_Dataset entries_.
====================

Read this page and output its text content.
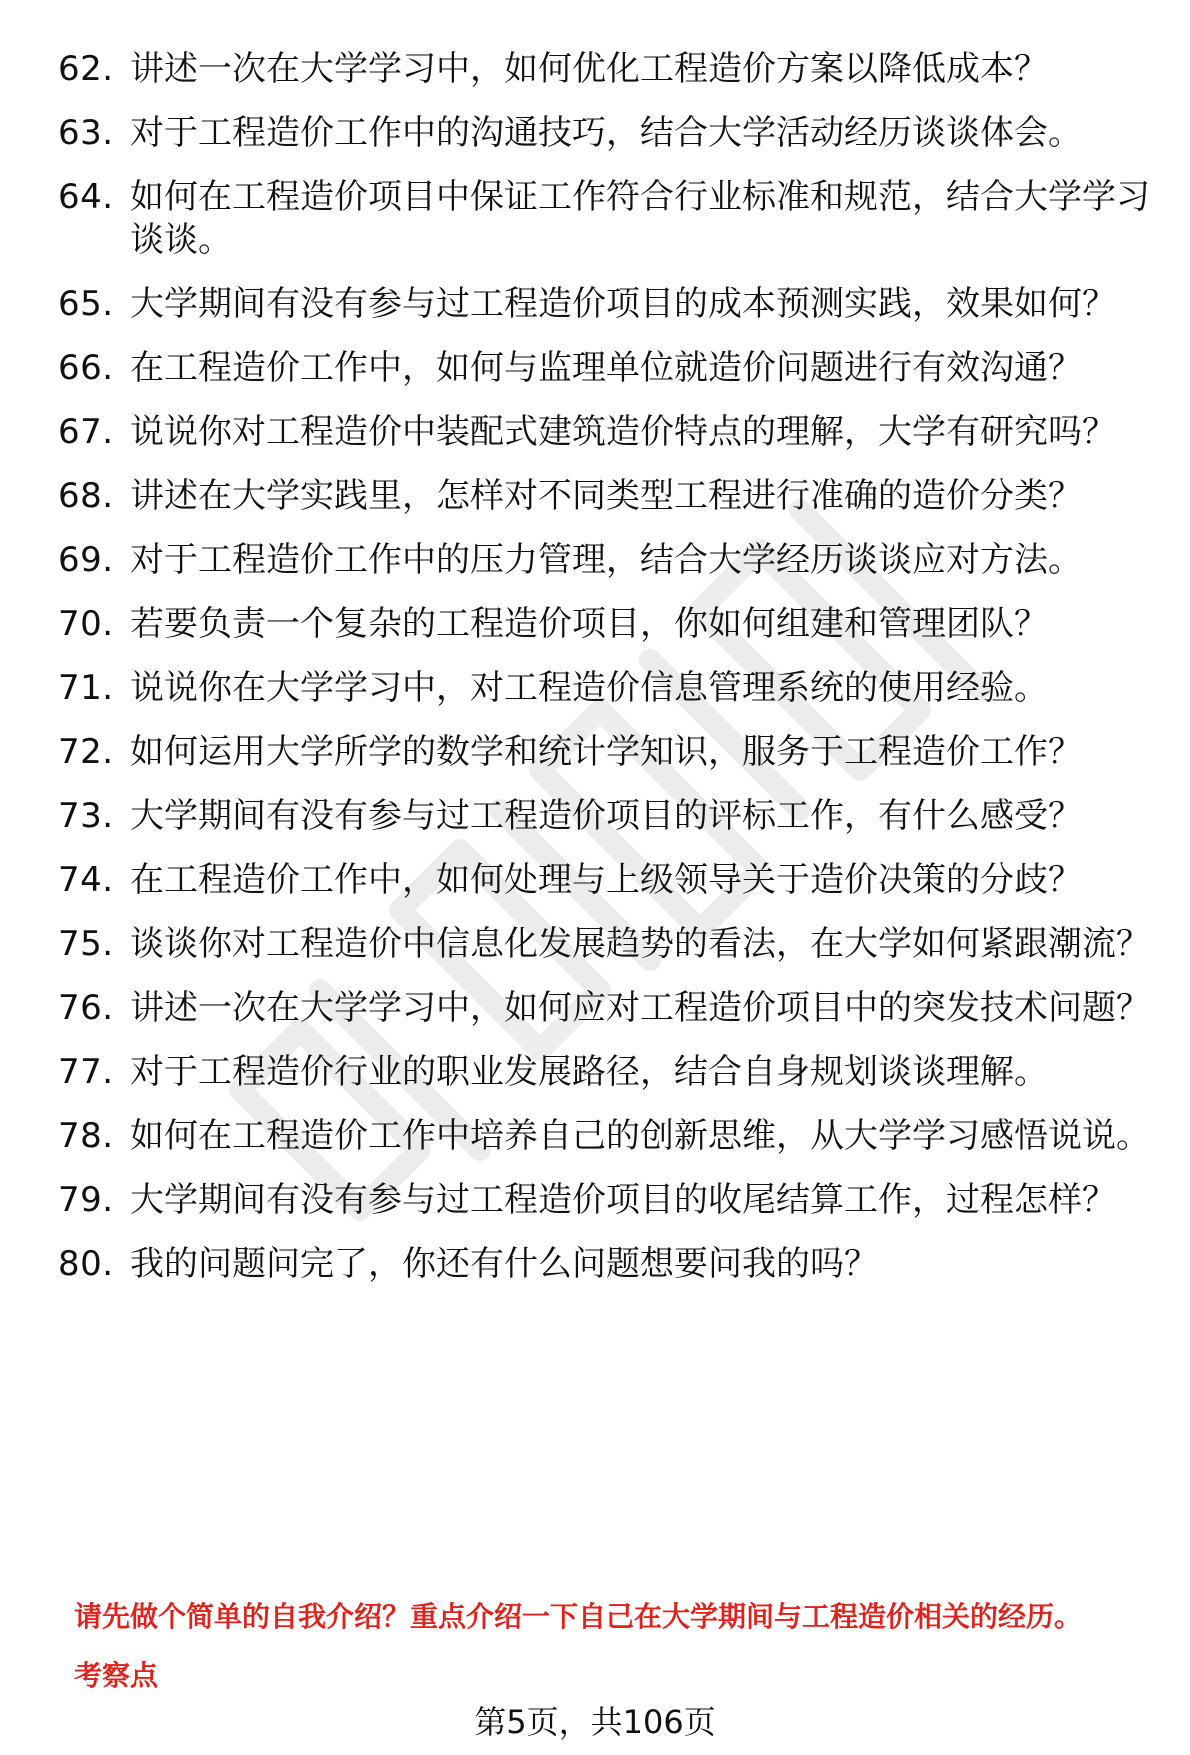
62. 讲述一次在大学学习中，如何优化工程造价方案以降低成本？
63. 对于工程造价工作中的沟通技巧，结合大学活动经历谈谈体会。
64. 如何在工程造价项目中保证工作符合行业标准和规范，结合大学学习谈谈。
65. 大学期间有没有参与过工程造价项目的成本预测实践，效果如何？
66. 在工程造价工作中，如何与监理单位就造价问题进行有效沟通？
67. 说说你对工程造价中装配式建筑造价特点的理解，大学有研究吗？
68. 讲述在大学实践里，怎样对不同类型工程进行准确的造价分类？
69. 对于工程造价工作中的压力管理，结合大学经历谈谈应对方法。
70. 若要负责一个复杂的工程造价项目，你如何组建和管理团队？
71. 说说你在大学学习中，对工程造价信息管理系统的使用经验。
72. 如何运用大学所学的数学和统计学知识，服务于工程造价工作？
73. 大学期间有没有参与过工程造价项目的评标工作，有什么感受？
74. 在工程造价工作中，如何处理与上级领导关于造价决策的分歧？
75. 谈谈你对工程造价中信息化发展趋势的看法，在大学如何紧跟潮流？
76. 讲述一次在大学学习中，如何应对工程造价项目中的突发技术问题？
77. 对于工程造价行业的职业发展路径，结合自身规划谈谈理解。
78. 如何在工程造价工作中培养自己的创新思维，从大学学习感悟说说。
79. 大学期间有没有参与过工程造价项目的收尾结算工作，过程怎样？
80. 我的问题问完了，你还有什么问题想要问我的吗？
请先做个简单的自我介绍？重点介绍一下自己在大学期间与工程造价相关的经历。
考察点
第5页，共106页
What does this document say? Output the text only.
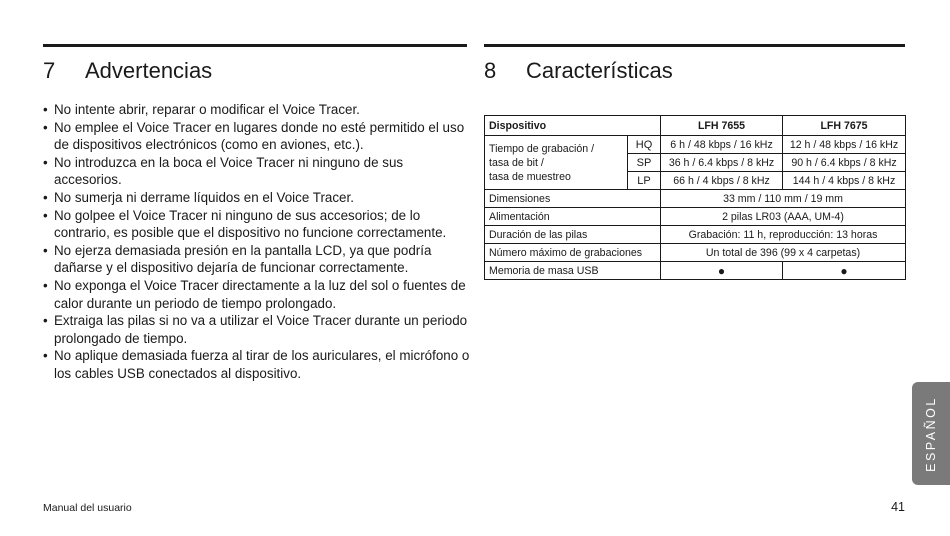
7 Advertencias	8 Características
• No intente abrir, reparar o modificar el Voice Tracer.
• No emplee el Voice Tracer en lugares donde no esté permitido el uso de dispositivos electrónicos (como en aviones, etc.).
• No introduzca en la boca el Voice Tracer ni ninguno de sus accesorios.
• No sumerja ni derrame líquidos en el Voice Tracer.
• No golpee el Voice Tracer ni ninguno de sus accesorios; de lo contrario, es posible que el dispositivo no funcione correctamente.
• No ejerza demasiada presión en la pantalla LCD, ya que podría dañarse y el dispositivo dejaría de funcionar correctamente.
• No exponga el Voice Tracer directamente a la luz del sol o fuentes de calor durante un periodo de tiempo prolongado.
• Extraiga las pilas si no va a utilizar el Voice Tracer durante un periodo prolongado de tiempo.
• No aplique demasiada fuerza al tirar de los auriculares, el micrófono o los cables USB conectados al dispositivo.
Dispositivo		LFH 7655	LFH 7675

Tiempo de grabación /
tasa de bit /
tasa de muestreo	HQ	6 h / 48 kbps / 16 kHz	12 h / 48 kbps / 16 kHz
	SP	36 h / 6.4 kbps / 8 kHz	90 h / 6.4 kbps / 8 kHz
	LP	66 h / 4 kbps / 8 kHz	144 h / 4 kbps / 8 kHz
Dimensiones		33 mm / 110 mm / 19 mm	
Alimentación		2 pilas LR03 (AAA, UM-4)	
Duración de las pilas		Grabación: 11 h, reproducción: 13 horas	
Número máximo de grabaciones		Un total de 396 (99 x 4 carpetas)	
Memoria de masa USB		●	●
ESPAÑOL
Manual del usuario	41
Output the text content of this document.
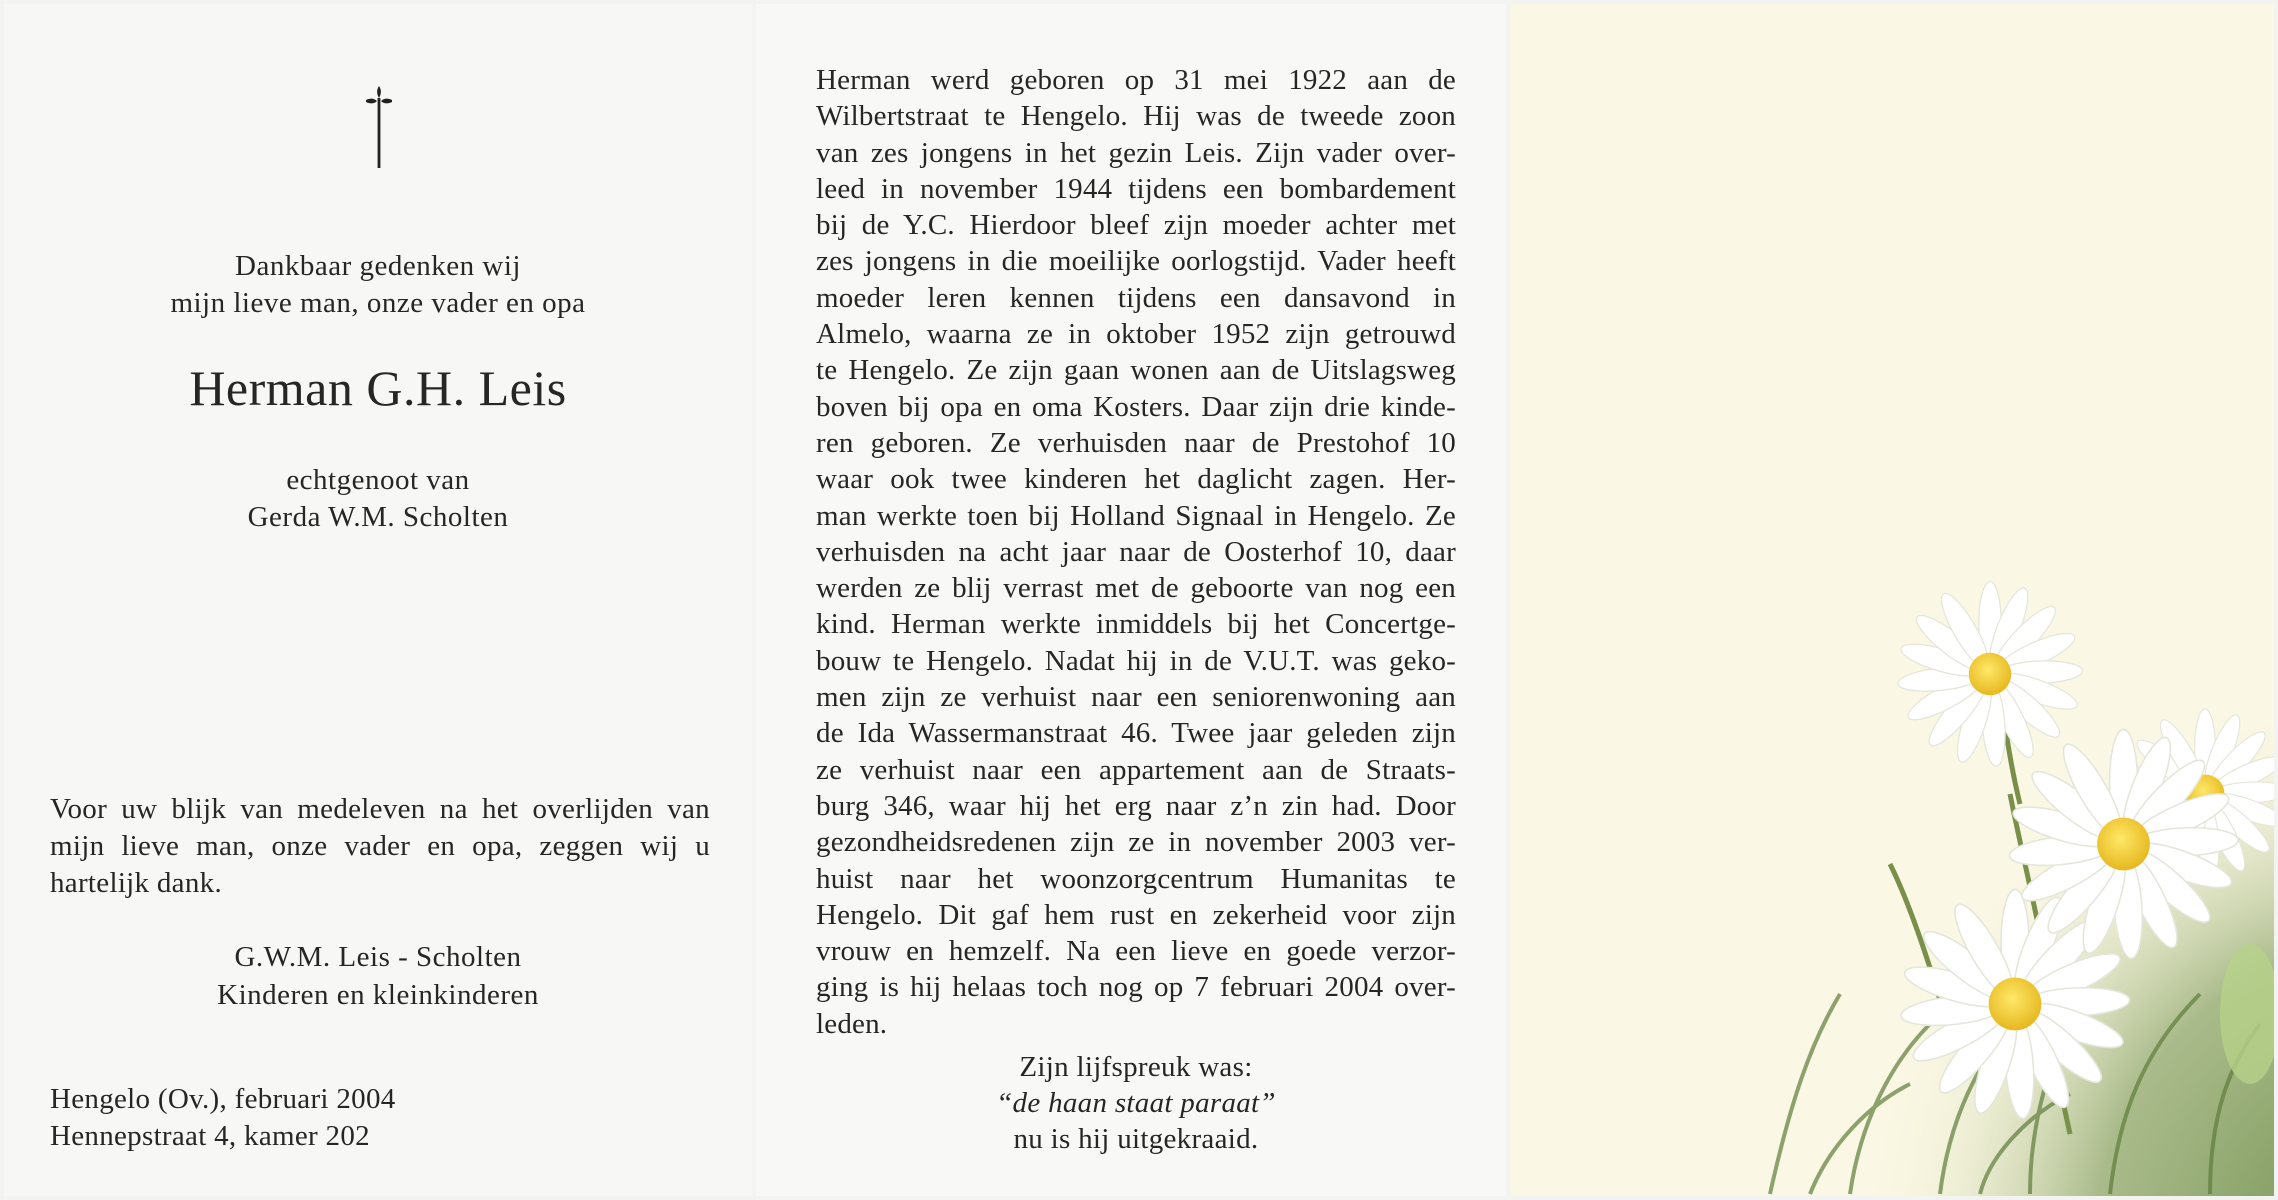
Dankbaar gedenken wij
mijn lieve man, onze vader en opa
Herman G.H. Leis
echtgenoot van
Gerda W.M. Scholten
Voor uw blijk van medeleven na het overlijden van mijn lieve man, onze vader en opa, zeggen wij u hartelijk dank.
G.W.M. Leis - Scholten
Kinderen en kleinkinderen
Hengelo (Ov.), februari 2004
Hennepstraat 4, kamer 202
Herman werd geboren op 31 mei 1922 aan de
Wilbertstraat te Hengelo. Hij was de tweede zoon
van zes jongens in het gezin Leis. Zijn vader over-
leed in november 1944 tijdens een bombardement
bij de Y.C. Hierdoor bleef zijn moeder achter met
zes jongens in die moeilijke oorlogstijd. Vader heeft
moeder leren kennen tijdens een dansavond in
Almelo, waarna ze in oktober 1952 zijn getrouwd
te Hengelo. Ze zijn gaan wonen aan de Uitslagsweg
boven bij opa en oma Kosters. Daar zijn drie kinde-
ren geboren. Ze verhuisden naar de Prestohof 10
waar ook twee kinderen het daglicht zagen. Her-
man werkte toen bij Holland Signaal in Hengelo. Ze
verhuisden na acht jaar naar de Oosterhof 10, daar
werden ze blij verrast met de geboorte van nog een
kind. Herman werkte inmiddels bij het Concertge-
bouw te Hengelo. Nadat hij in de V.U.T. was geko-
men zijn ze verhuist naar een seniorenwoning aan
de Ida Wassermanstraat 46. Twee jaar geleden zijn
ze verhuist naar een appartement aan de Straats-
burg 346, waar hij het erg naar z’n zin had. Door
gezondheidsredenen zijn ze in november 2003 ver-
huist naar het woonzorgcentrum Humanitas te
Hengelo. Dit gaf hem rust en zekerheid voor zijn
vrouw en hemzelf. Na een lieve en goede verzor-
ging is hij helaas toch nog op 7 februari 2004 over-
leden.
Zijn lijfspreuk was:
“de haan staat paraat”
nu is hij uitgekraaid.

====================

Omitting all images, retype each line of the records precisely.

Read this page and output its text content.
62. 讲述一次在大学学习中，如何优化工程造价方案以降低成本？
63. 对于工程造价工作中的沟通技巧，结合大学活动经历谈谈体会。
64. 如何在工程造价项目中保证工作符合行业标准和规范，结合大学学习谈谈。
65. 大学期间有没有参与过工程造价项目的成本预测实践，效果如何？
66. 在工程造价工作中，如何与监理单位就造价问题进行有效沟通？
67. 说说你对工程造价中装配式建筑造价特点的理解，大学有研究吗？
68. 讲述在大学实践里，怎样对不同类型工程进行准确的造价分类？
69. 对于工程造价工作中的压力管理，结合大学经历谈谈应对方法。
70. 若要负责一个复杂的工程造价项目，你如何组建和管理团队？
71. 说说你在大学学习中，对工程造价信息管理系统的使用经验。
72. 如何运用大学所学的数学和统计学知识，服务于工程造价工作？
73. 大学期间有没有参与过工程造价项目的评标工作，有什么感受？
74. 在工程造价工作中，如何处理与上级领导关于造价决策的分歧？
75. 谈谈你对工程造价中信息化发展趋势的看法，在大学如何紧跟潮流？
76. 讲述一次在大学学习中，如何应对工程造价项目中的突发技术问题？
77. 对于工程造价行业的职业发展路径，结合自身规划谈谈理解。
78. 如何在工程造价工作中培养自己的创新思维，从大学学习感悟说说。
79. 大学期间有没有参与过工程造价项目的收尾结算工作，过程怎样？
80. 我的问题问完了，你还有什么问题想要问我的吗？
请先做个简单的自我介绍？重点介绍一下自己在大学期间与工程造价相关的经历。
考察点
第5页，共106页
What does this document say? Output the text only.
7 Advertencias	8 Características
• No intente abrir, reparar o modificar el Voice Tracer.
• No emplee el Voice Tracer en lugares donde no esté permitido el uso de dispositivos electrónicos (como en aviones, etc.).
• No introduzca en la boca el Voice Tracer ni ninguno de sus accesorios.
• No sumerja ni derrame líquidos en el Voice Tracer.
• No golpee el Voice Tracer ni ninguno de sus accesorios; de lo contrario, es posible que el dispositivo no funcione correctamente.
• No ejerza demasiada presión en la pantalla LCD, ya que podría dañarse y el dispositivo dejaría de funcionar correctamente.
• No exponga el Voice Tracer directamente a la luz del sol o fuentes de calor durante un periodo de tiempo prolongado.
• Extraiga las pilas si no va a utilizar el Voice Tracer durante un periodo prolongado de tiempo.
• No aplique demasiada fuerza al tirar de los auriculares, el micrófono o los cables USB conectados al dispositivo.
Dispositivo		LFH 7655	LFH 7675

Tiempo de grabación /
tasa de bit /
tasa de muestreo	HQ	6 h / 48 kbps / 16 kHz	12 h / 48 kbps / 16 kHz
	SP	36 h / 6.4 kbps / 8 kHz	90 h / 6.4 kbps / 8 kHz
	LP	66 h / 4 kbps / 8 kHz	144 h / 4 kbps / 8 kHz
Dimensiones		33 mm / 110 mm / 19 mm	
Alimentación		2 pilas LR03 (AAA, UM-4)	
Duración de las pilas		Grabación: 11 h, reproducción: 13 horas	
Número máximo de grabaciones		Un total de 396 (99 x 4 carpetas)	
Memoria de masa USB		●	●
ESPAÑOL
Manual del usuario	41
Output the text content of this document.
Dankbaar gedenken wij
mijn lieve man, onze vader en opa
Herman G.H. Leis
echtgenoot van
Gerda W.M. Scholten
Voor uw blijk van medeleven na het overlijden van mijn lieve man, onze vader en opa, zeggen wij u hartelijk dank.
G.W.M. Leis - Scholten
Kinderen en kleinkinderen
Hengelo (Ov.), februari 2004
Hennepstraat 4, kamer 202
Herman werd geboren op 31 mei 1922 aan de
Wilbertstraat te Hengelo. Hij was de tweede zoon
van zes jongens in het gezin Leis. Zijn vader over-
leed in november 1944 tijdens een bombardement
bij de Y.C. Hierdoor bleef zijn moeder achter met
zes jongens in die moeilijke oorlogstijd. Vader heeft
moeder leren kennen tijdens een dansavond in
Almelo, waarna ze in oktober 1952 zijn getrouwd
te Hengelo. Ze zijn gaan wonen aan de Uitslagsweg
boven bij opa en oma Kosters. Daar zijn drie kinde-
ren geboren. Ze verhuisden naar de Prestohof 10
waar ook twee kinderen het daglicht zagen. Her-
man werkte toen bij Holland Signaal in Hengelo. Ze
verhuisden na acht jaar naar de Oosterhof 10, daar
werden ze blij verrast met de geboorte van nog een
kind. Herman werkte inmiddels bij het Concertge-
bouw te Hengelo. Nadat hij in de V.U.T. was geko-
men zijn ze verhuist naar een seniorenwoning aan
de Ida Wassermanstraat 46. Twee jaar geleden zijn
ze verhuist naar een appartement aan de Straats-
burg 346, waar hij het erg naar z’n zin had. Door
gezondheidsredenen zijn ze in november 2003 ver-
huist naar het woonzorgcentrum Humanitas te
Hengelo. Dit gaf hem rust en zekerheid voor zijn
vrouw en hemzelf. Na een lieve en goede verzor-
ging is hij helaas toch nog op 7 februari 2004 over-
leden.
Zijn lijfspreuk was:
“de haan staat paraat”
nu is hij uitgekraaid.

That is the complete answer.